TASK STATEMENT. Write each line out again exactly as written.
────────────────────
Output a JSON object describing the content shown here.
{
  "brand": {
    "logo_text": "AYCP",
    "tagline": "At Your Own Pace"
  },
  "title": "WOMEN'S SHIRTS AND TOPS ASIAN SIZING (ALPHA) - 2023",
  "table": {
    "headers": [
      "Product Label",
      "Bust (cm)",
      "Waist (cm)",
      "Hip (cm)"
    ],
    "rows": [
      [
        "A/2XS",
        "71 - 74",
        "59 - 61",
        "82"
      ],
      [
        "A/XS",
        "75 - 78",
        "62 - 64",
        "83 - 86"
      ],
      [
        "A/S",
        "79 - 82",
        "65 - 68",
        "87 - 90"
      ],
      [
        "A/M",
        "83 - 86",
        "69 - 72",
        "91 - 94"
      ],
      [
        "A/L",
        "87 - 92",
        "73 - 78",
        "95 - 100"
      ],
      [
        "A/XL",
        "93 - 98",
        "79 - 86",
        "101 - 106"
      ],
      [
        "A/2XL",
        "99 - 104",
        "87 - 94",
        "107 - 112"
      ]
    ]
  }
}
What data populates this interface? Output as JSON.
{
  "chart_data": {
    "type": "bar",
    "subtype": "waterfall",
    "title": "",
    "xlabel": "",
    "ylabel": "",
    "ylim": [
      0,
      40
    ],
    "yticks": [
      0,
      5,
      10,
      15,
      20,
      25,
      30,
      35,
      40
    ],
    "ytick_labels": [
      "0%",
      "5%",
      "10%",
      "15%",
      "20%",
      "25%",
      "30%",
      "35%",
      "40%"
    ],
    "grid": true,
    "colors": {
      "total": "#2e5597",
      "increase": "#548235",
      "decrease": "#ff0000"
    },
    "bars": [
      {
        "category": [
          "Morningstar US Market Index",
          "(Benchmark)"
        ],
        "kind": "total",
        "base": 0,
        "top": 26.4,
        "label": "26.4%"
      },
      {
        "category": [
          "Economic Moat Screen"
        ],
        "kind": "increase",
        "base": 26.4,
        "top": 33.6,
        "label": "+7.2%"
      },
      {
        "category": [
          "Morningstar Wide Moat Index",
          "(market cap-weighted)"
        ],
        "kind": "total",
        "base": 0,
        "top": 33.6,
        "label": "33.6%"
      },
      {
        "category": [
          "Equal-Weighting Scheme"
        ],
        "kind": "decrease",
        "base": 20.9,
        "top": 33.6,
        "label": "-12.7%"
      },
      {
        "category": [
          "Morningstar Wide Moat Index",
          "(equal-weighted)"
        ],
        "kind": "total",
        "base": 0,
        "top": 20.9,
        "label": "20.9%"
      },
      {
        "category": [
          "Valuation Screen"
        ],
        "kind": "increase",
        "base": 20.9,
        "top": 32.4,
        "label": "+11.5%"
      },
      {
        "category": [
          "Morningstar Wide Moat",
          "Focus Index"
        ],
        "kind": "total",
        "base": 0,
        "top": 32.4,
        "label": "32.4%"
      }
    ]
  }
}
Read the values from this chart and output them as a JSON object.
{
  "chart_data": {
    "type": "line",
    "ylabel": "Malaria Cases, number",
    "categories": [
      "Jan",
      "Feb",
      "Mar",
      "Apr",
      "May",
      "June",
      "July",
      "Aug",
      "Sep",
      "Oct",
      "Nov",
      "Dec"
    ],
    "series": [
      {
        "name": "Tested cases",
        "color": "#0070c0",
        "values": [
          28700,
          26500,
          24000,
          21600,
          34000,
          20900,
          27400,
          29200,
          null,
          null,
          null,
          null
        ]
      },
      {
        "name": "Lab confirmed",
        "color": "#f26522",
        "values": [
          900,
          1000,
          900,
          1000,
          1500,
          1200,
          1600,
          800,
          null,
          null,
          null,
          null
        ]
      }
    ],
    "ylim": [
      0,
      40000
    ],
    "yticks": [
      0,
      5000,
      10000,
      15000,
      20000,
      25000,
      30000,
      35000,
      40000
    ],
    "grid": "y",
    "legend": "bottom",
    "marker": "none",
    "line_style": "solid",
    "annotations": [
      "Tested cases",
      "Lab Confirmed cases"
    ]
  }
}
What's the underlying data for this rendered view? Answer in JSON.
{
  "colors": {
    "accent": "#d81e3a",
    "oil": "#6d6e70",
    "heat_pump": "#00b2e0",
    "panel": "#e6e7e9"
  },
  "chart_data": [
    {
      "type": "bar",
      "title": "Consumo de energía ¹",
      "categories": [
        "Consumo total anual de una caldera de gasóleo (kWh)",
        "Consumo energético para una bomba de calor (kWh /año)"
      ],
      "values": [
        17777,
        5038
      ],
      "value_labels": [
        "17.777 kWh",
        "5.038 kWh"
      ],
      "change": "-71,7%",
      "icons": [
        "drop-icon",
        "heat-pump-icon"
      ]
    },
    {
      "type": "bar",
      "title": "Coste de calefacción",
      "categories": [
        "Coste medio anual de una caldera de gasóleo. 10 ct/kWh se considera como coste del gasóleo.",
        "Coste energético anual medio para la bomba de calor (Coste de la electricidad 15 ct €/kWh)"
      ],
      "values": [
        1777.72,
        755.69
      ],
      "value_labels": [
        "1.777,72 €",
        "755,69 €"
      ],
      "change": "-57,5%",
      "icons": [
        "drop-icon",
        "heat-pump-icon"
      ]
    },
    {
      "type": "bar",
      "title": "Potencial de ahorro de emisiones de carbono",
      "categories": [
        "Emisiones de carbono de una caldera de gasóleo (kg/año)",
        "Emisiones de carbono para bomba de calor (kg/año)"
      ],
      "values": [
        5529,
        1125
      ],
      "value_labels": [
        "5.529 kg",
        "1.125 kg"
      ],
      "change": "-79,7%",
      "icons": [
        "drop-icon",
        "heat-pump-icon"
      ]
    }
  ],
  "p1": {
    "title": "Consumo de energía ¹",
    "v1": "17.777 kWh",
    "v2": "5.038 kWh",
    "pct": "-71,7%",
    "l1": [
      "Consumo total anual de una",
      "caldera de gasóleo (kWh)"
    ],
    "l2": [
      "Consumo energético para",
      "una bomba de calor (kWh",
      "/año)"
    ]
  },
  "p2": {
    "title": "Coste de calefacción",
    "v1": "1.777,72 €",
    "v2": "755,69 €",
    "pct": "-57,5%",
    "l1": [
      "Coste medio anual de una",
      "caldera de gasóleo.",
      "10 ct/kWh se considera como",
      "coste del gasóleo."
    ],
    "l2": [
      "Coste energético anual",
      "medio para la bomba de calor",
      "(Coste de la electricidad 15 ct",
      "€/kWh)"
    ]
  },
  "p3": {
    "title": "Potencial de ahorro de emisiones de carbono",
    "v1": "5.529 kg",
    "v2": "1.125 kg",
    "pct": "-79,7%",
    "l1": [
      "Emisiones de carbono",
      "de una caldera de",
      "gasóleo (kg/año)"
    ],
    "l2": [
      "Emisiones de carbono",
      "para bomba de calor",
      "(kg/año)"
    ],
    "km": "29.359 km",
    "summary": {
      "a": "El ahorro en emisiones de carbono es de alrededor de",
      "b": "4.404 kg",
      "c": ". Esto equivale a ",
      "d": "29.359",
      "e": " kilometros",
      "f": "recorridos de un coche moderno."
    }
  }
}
────────────────────
EXERCISE ANSWER.
Output a JSON object describing the content shown here.
{
  "brand": {
    "logo_text": "AYCP",
    "tagline": "At Your Own Pace"
  },
  "title": "WOMEN'S SHIRTS AND TOPS ASIAN SIZING (ALPHA) - 2023",
  "table": {
    "headers": [
      "Product Label",
      "Bust (cm)",
      "Waist (cm)",
      "Hip (cm)"
    ],
    "rows": [
      [
        "A/2XS",
        "71 - 74",
        "59 - 61",
        "82"
      ],
      [
        "A/XS",
        "75 - 78",
        "62 - 64",
        "83 - 86"
      ],
      [
        "A/S",
        "79 - 82",
        "65 - 68",
        "87 - 90"
      ],
      [
        "A/M",
        "83 - 86",
        "69 - 72",
        "91 - 94"
      ],
      [
        "A/L",
        "87 - 92",
        "73 - 78",
        "95 - 100"
      ],
      [
        "A/XL",
        "93 - 98",
        "79 - 86",
        "101 - 106"
      ],
      [
        "A/2XL",
        "99 - 104",
        "87 - 94",
        "107 - 112"
      ]
    ]
  }
}
What data populates this interface? Output as JSON.
{
  "chart_data": {
    "type": "bar",
    "subtype": "waterfall",
    "title": "",
    "xlabel": "",
    "ylabel": "",
    "ylim": [
      0,
      40
    ],
    "yticks": [
      0,
      5,
      10,
      15,
      20,
      25,
      30,
      35,
      40
    ],
    "ytick_labels": [
      "0%",
      "5%",
      "10%",
      "15%",
      "20%",
      "25%",
      "30%",
      "35%",
      "40%"
    ],
    "grid": true,
    "colors": {
      "total": "#2e5597",
      "increase": "#548235",
      "decrease": "#ff0000"
    },
    "bars": [
      {
        "category": [
          "Morningstar US Market Index",
          "(Benchmark)"
        ],
        "kind": "total",
        "base": 0,
        "top": 26.4,
        "label": "26.4%"
      },
      {
        "category": [
          "Economic Moat Screen"
        ],
        "kind": "increase",
        "base": 26.4,
        "top": 33.6,
        "label": "+7.2%"
      },
      {
        "category": [
          "Morningstar Wide Moat Index",
          "(market cap-weighted)"
        ],
        "kind": "total",
        "base": 0,
        "top": 33.6,
        "label": "33.6%"
      },
      {
        "category": [
          "Equal-Weighting Scheme"
        ],
        "kind": "decrease",
        "base": 20.9,
        "top": 33.6,
        "label": "-12.7%"
      },
      {
        "category": [
          "Morningstar Wide Moat Index",
          "(equal-weighted)"
        ],
        "kind": "total",
        "base": 0,
        "top": 20.9,
        "label": "20.9%"
      },
      {
        "category": [
          "Valuation Screen"
        ],
        "kind": "increase",
        "base": 20.9,
        "top": 32.4,
        "label": "+11.5%"
      },
      {
        "category": [
          "Morningstar Wide Moat",
          "Focus Index"
        ],
        "kind": "total",
        "base": 0,
        "top": 32.4,
        "label": "32.4%"
      }
    ]
  }
}
Read the values from this chart and output them as a JSON object.
{
  "chart_data": {
    "type": "line",
    "ylabel": "Malaria Cases, number",
    "categories": [
      "Jan",
      "Feb",
      "Mar",
      "Apr",
      "May",
      "June",
      "July",
      "Aug",
      "Sep",
      "Oct",
      "Nov",
      "Dec"
    ],
    "series": [
      {
        "name": "Tested cases",
        "color": "#0070c0",
        "values": [
          28700,
          26500,
          24000,
          21600,
          34000,
          20900,
          27400,
          29200,
          null,
          null,
          null,
          null
        ]
      },
      {
        "name": "Lab confirmed",
        "color": "#f26522",
        "values": [
          900,
          1000,
          900,
          1000,
          1500,
          1200,
          1600,
          800,
          null,
          null,
          null,
          null
        ]
      }
    ],
    "ylim": [
      0,
      40000
    ],
    "yticks": [
      0,
      5000,
      10000,
      15000,
      20000,
      25000,
      30000,
      35000,
      40000
    ],
    "grid": "y",
    "legend": "bottom",
    "marker": "none",
    "line_style": "solid",
    "annotations": [
      "Tested cases",
      "Lab Confirmed cases"
    ]
  }
}
What's the underlying data for this rendered view? Answer in JSON.
{
  "colors": {
    "accent": "#d81e3a",
    "oil": "#6d6e70",
    "heat_pump": "#00b2e0",
    "panel": "#e6e7e9"
  },
  "chart_data": [
    {
      "type": "bar",
      "title": "Consumo de energía ¹",
      "categories": [
        "Consumo total anual de una caldera de gasóleo (kWh)",
        "Consumo energético para una bomba de calor (kWh /año)"
      ],
      "values": [
        17777,
        5038
      ],
      "value_labels": [
        "17.777 kWh",
        "5.038 kWh"
      ],
      "change": "-71,7%",
      "icons": [
        "drop-icon",
        "heat-pump-icon"
      ]
    },
    {
      "type": "bar",
      "title": "Coste de calefacción",
      "categories": [
        "Coste medio anual de una caldera de gasóleo. 10 ct/kWh se considera como coste del gasóleo.",
        "Coste energético anual medio para la bomba de calor (Coste de la electricidad 15 ct €/kWh)"
      ],
      "values": [
        1777.72,
        755.69
      ],
      "value_labels": [
        "1.777,72 €",
        "755,69 €"
      ],
      "change": "-57,5%",
      "icons": [
        "drop-icon",
        "heat-pump-icon"
      ]
    },
    {
      "type": "bar",
      "title": "Potencial de ahorro de emisiones de carbono",
      "categories": [
        "Emisiones de carbono de una caldera de gasóleo (kg/año)",
        "Emisiones de carbono para bomba de calor (kg/año)"
      ],
      "values": [
        5529,
        1125
      ],
      "value_labels": [
        "5.529 kg",
        "1.125 kg"
      ],
      "change": "-79,7%",
      "icons": [
        "drop-icon",
        "heat-pump-icon"
      ]
    }
  ],
  "p1": {
    "title": "Consumo de energía ¹",
    "v1": "17.777 kWh",
    "v2": "5.038 kWh",
    "pct": "-71,7%",
    "l1": [
      "Consumo total anual de una",
      "caldera de gasóleo (kWh)"
    ],
    "l2": [
      "Consumo energético para",
      "una bomba de calor (kWh",
      "/año)"
    ]
  },
  "p2": {
    "title": "Coste de calefacción",
    "v1": "1.777,72 €",
    "v2": "755,69 €",
    "pct": "-57,5%",
    "l1": [
      "Coste medio anual de una",
      "caldera de gasóleo.",
      "10 ct/kWh se considera como",
      "coste del gasóleo."
    ],
    "l2": [
      "Coste energético anual",
      "medio para la bomba de calor",
      "(Coste de la electricidad 15 ct",
      "€/kWh)"
    ]
  },
  "p3": {
    "title": "Potencial de ahorro de emisiones de carbono",
    "v1": "5.529 kg",
    "v2": "1.125 kg",
    "pct": "-79,7%",
    "l1": [
      "Emisiones de carbono",
      "de una caldera de",
      "gasóleo (kg/año)"
    ],
    "l2": [
      "Emisiones de carbono",
      "para bomba de calor",
      "(kg/año)"
    ],
    "km": "29.359 km",
    "summary": {
      "a": "El ahorro en emisiones de carbono es de alrededor de",
      "b": "4.404 kg",
      "c": ". Esto equivale a ",
      "d": "29.359",
      "e": " kilometros",
      "f": "recorridos de un coche moderno."
    }
  }
}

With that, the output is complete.